● **Task**
Select and copy out every line in the records containing "Period".
** Begin Entries supplied **
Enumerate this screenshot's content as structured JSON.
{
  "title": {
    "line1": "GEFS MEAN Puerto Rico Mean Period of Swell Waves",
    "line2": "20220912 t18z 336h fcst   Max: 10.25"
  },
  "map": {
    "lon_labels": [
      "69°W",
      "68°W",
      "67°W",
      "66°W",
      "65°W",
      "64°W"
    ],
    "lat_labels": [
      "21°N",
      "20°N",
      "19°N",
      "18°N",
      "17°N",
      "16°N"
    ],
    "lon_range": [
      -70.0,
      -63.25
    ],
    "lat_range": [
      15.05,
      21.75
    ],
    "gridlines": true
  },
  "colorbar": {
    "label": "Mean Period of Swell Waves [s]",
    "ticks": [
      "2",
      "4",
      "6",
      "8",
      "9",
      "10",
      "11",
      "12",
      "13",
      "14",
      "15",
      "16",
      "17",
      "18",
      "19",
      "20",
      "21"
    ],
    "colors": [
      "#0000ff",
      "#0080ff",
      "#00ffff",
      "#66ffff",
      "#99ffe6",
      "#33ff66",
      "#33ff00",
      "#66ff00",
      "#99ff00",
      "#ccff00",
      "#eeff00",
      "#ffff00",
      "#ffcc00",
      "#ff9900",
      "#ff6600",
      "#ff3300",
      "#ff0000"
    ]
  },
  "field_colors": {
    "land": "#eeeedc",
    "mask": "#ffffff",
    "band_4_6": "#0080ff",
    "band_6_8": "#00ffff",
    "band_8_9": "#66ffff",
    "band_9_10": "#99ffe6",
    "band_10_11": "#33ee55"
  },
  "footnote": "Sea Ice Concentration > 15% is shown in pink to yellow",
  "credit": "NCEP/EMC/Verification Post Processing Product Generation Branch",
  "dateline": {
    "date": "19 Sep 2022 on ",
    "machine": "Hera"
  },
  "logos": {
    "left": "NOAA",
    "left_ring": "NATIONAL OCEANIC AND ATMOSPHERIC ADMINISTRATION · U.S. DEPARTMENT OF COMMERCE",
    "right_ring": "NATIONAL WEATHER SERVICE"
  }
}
** End Entries supplied **
● **Result below**
    "line1": "GEFS MEAN Puerto Rico Mean Period of Swell Waves",
    "label": "Mean Period of Swell Waves [s]",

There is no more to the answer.